*Objective*. Please copy every one of the entries below, character for character.

Stored data:
----
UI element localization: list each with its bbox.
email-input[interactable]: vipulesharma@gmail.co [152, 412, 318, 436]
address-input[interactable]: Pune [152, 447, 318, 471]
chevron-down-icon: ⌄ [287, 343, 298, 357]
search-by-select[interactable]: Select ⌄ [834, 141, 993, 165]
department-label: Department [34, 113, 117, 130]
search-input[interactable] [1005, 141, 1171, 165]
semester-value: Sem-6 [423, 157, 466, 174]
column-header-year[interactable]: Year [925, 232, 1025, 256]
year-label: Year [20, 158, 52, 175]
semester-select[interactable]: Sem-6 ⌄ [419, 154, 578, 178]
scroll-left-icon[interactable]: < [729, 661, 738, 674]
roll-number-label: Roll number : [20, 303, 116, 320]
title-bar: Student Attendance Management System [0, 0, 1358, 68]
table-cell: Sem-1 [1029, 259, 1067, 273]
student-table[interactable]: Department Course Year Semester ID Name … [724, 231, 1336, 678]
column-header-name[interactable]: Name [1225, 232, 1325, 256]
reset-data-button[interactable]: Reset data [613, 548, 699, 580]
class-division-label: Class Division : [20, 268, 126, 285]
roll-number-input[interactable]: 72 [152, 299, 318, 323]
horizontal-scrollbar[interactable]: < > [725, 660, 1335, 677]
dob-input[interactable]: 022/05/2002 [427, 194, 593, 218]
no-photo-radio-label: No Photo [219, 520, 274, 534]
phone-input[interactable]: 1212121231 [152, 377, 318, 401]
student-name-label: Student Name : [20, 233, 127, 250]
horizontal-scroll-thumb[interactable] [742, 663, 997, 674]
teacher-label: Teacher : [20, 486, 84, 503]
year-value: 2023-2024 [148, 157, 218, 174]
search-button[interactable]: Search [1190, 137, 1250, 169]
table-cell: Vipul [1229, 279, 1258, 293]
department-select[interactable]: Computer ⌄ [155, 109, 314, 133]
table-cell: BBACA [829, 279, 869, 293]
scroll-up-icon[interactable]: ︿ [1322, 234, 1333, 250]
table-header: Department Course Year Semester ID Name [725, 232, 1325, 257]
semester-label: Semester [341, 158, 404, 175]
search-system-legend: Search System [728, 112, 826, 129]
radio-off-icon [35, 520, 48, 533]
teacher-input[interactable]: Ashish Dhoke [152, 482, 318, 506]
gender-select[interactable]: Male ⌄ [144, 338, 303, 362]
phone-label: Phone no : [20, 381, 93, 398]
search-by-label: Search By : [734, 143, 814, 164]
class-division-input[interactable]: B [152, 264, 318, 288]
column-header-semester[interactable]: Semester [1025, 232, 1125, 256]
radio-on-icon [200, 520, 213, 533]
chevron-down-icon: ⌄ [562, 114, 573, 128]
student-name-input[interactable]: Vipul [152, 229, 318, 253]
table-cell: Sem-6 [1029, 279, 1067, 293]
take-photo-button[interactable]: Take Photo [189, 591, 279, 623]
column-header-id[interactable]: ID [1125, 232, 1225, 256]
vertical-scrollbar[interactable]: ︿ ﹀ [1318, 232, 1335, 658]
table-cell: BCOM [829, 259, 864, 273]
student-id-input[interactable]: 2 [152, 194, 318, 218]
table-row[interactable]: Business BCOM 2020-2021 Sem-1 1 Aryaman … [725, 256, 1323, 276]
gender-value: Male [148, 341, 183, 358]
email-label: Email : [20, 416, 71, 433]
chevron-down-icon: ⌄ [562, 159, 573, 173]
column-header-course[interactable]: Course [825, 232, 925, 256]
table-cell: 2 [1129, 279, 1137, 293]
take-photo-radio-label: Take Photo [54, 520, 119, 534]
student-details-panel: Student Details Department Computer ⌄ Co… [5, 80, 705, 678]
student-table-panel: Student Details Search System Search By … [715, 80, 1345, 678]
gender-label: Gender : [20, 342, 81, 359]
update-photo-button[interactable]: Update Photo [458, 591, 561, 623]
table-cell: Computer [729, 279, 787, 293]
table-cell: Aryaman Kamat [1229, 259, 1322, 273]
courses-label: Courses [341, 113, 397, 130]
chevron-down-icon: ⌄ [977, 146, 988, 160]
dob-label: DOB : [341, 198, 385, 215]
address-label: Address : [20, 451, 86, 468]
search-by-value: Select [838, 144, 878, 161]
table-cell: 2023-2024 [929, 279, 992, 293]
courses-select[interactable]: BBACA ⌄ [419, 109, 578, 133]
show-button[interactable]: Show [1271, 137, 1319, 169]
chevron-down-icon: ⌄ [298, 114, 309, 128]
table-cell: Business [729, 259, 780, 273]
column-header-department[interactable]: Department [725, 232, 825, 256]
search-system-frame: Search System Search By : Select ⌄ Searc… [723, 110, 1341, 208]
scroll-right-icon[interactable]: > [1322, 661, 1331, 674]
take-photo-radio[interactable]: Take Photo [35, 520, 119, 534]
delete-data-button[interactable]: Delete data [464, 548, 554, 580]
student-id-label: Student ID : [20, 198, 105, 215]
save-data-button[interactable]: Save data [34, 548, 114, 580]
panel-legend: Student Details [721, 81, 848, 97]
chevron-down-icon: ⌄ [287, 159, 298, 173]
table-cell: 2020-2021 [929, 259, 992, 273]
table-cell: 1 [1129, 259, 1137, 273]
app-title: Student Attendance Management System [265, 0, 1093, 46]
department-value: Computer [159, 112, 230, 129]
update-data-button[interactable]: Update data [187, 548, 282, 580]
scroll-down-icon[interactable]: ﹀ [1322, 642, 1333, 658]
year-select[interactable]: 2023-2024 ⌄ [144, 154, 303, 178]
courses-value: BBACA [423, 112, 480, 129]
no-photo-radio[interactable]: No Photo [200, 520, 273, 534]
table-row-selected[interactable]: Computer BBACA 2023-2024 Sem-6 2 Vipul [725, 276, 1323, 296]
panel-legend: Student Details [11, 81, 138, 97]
----
*Response*.
UI element localization: list each with its bbox.
email-input[interactable]: vipulesharma@gmail.co [152, 412, 318, 436]
address-input[interactable]: Pune [152, 447, 318, 471]
chevron-down-icon: ⌄ [287, 343, 298, 357]
search-by-select[interactable]: Select ⌄ [834, 141, 993, 165]
department-label: Department [34, 113, 117, 130]
search-input[interactable] [1005, 141, 1171, 165]
semester-value: Sem-6 [423, 157, 466, 174]
column-header-year[interactable]: Year [925, 232, 1025, 256]
year-label: Year [20, 158, 52, 175]
semester-select[interactable]: Sem-6 ⌄ [419, 154, 578, 178]
scroll-left-icon[interactable]: < [729, 661, 738, 674]
roll-number-label: Roll number : [20, 303, 116, 320]
title-bar: Student Attendance Management System [0, 0, 1358, 68]
table-cell: Sem-1 [1029, 259, 1067, 273]
student-table[interactable]: Department Course Year Semester ID Name … [724, 231, 1336, 678]
column-header-name[interactable]: Name [1225, 232, 1325, 256]
reset-data-button[interactable]: Reset data [613, 548, 699, 580]
class-division-label: Class Division : [20, 268, 126, 285]
roll-number-input[interactable]: 72 [152, 299, 318, 323]
horizontal-scrollbar[interactable]: < > [725, 660, 1335, 677]
dob-input[interactable]: 022/05/2002 [427, 194, 593, 218]
no-photo-radio-label: No Photo [219, 520, 274, 534]
phone-input[interactable]: 1212121231 [152, 377, 318, 401]
student-name-label: Student Name : [20, 233, 127, 250]
horizontal-scroll-thumb[interactable] [742, 663, 997, 674]
teacher-label: Teacher : [20, 486, 84, 503]
year-value: 2023-2024 [148, 157, 218, 174]
search-button[interactable]: Search [1190, 137, 1250, 169]
table-cell: Vipul [1229, 279, 1258, 293]
department-select[interactable]: Computer ⌄ [155, 109, 314, 133]
table-cell: BBACA [829, 279, 869, 293]
scroll-up-icon[interactable]: ︿ [1322, 234, 1333, 250]
table-header: Department Course Year Semester ID Name [725, 232, 1325, 257]
semester-label: Semester [341, 158, 404, 175]
search-system-legend: Search System [728, 112, 826, 129]
radio-off-icon [35, 520, 48, 533]
teacher-input[interactable]: Ashish Dhoke [152, 482, 318, 506]
gender-select[interactable]: Male ⌄ [144, 338, 303, 362]
phone-label: Phone no : [20, 381, 93, 398]
search-by-label: Search By : [734, 143, 814, 164]
class-division-input[interactable]: B [152, 264, 318, 288]
column-header-semester[interactable]: Semester [1025, 232, 1125, 256]
radio-on-icon [200, 520, 213, 533]
chevron-down-icon: ⌄ [562, 114, 573, 128]
student-name-input[interactable]: Vipul [152, 229, 318, 253]
table-cell: Sem-6 [1029, 279, 1067, 293]
take-photo-button[interactable]: Take Photo [189, 591, 279, 623]
column-header-id[interactable]: ID [1125, 232, 1225, 256]
vertical-scrollbar[interactable]: ︿ ﹀ [1318, 232, 1335, 658]
table-cell: BCOM [829, 259, 864, 273]
student-id-input[interactable]: 2 [152, 194, 318, 218]
table-row[interactable]: Business BCOM 2020-2021 Sem-1 1 Aryaman … [725, 256, 1323, 276]
gender-value: Male [148, 341, 183, 358]
email-label: Email : [20, 416, 71, 433]
chevron-down-icon: ⌄ [562, 159, 573, 173]
column-header-course[interactable]: Course [825, 232, 925, 256]
table-cell: 2 [1129, 279, 1137, 293]
take-photo-radio-label: Take Photo [54, 520, 119, 534]
student-details-panel: Student Details Department Computer ⌄ Co… [5, 80, 705, 678]
student-table-panel: Student Details Search System Search By … [715, 80, 1345, 678]
gender-label: Gender : [20, 342, 81, 359]
update-photo-button[interactable]: Update Photo [458, 591, 561, 623]
table-cell: Computer [729, 279, 787, 293]
table-cell: Aryaman Kamat [1229, 259, 1322, 273]
courses-label: Courses [341, 113, 397, 130]
chevron-down-icon: ⌄ [977, 146, 988, 160]
dob-label: DOB : [341, 198, 385, 215]
address-label: Address : [20, 451, 86, 468]
search-by-value: Select [838, 144, 878, 161]
table-cell: 2023-2024 [929, 279, 992, 293]
courses-select[interactable]: BBACA ⌄ [419, 109, 578, 133]
show-button[interactable]: Show [1271, 137, 1319, 169]
chevron-down-icon: ⌄ [298, 114, 309, 128]
table-cell: Business [729, 259, 780, 273]
column-header-department[interactable]: Department [725, 232, 825, 256]
search-system-frame: Search System Search By : Select ⌄ Searc… [723, 110, 1341, 208]
scroll-right-icon[interactable]: > [1322, 661, 1331, 674]
take-photo-radio[interactable]: Take Photo [35, 520, 119, 534]
delete-data-button[interactable]: Delete data [464, 548, 554, 580]
student-id-label: Student ID : [20, 198, 105, 215]
save-data-button[interactable]: Save data [34, 548, 114, 580]
panel-legend: Student Details [721, 81, 848, 97]
chevron-down-icon: ⌄ [287, 159, 298, 173]
table-cell: 2020-2021 [929, 259, 992, 273]
table-cell: 1 [1129, 259, 1137, 273]
app-title: Student Attendance Management System [265, 0, 1093, 46]
department-value: Computer [159, 112, 230, 129]
update-data-button[interactable]: Update data [187, 548, 282, 580]
scroll-down-icon[interactable]: ﹀ [1322, 642, 1333, 658]
year-select[interactable]: 2023-2024 ⌄ [144, 154, 303, 178]
courses-value: BBACA [423, 112, 480, 129]
no-photo-radio[interactable]: No Photo [200, 520, 273, 534]
table-row-selected[interactable]: Computer BBACA 2023-2024 Sem-6 2 Vipul [725, 276, 1323, 296]
panel-legend: Student Details [11, 81, 138, 97]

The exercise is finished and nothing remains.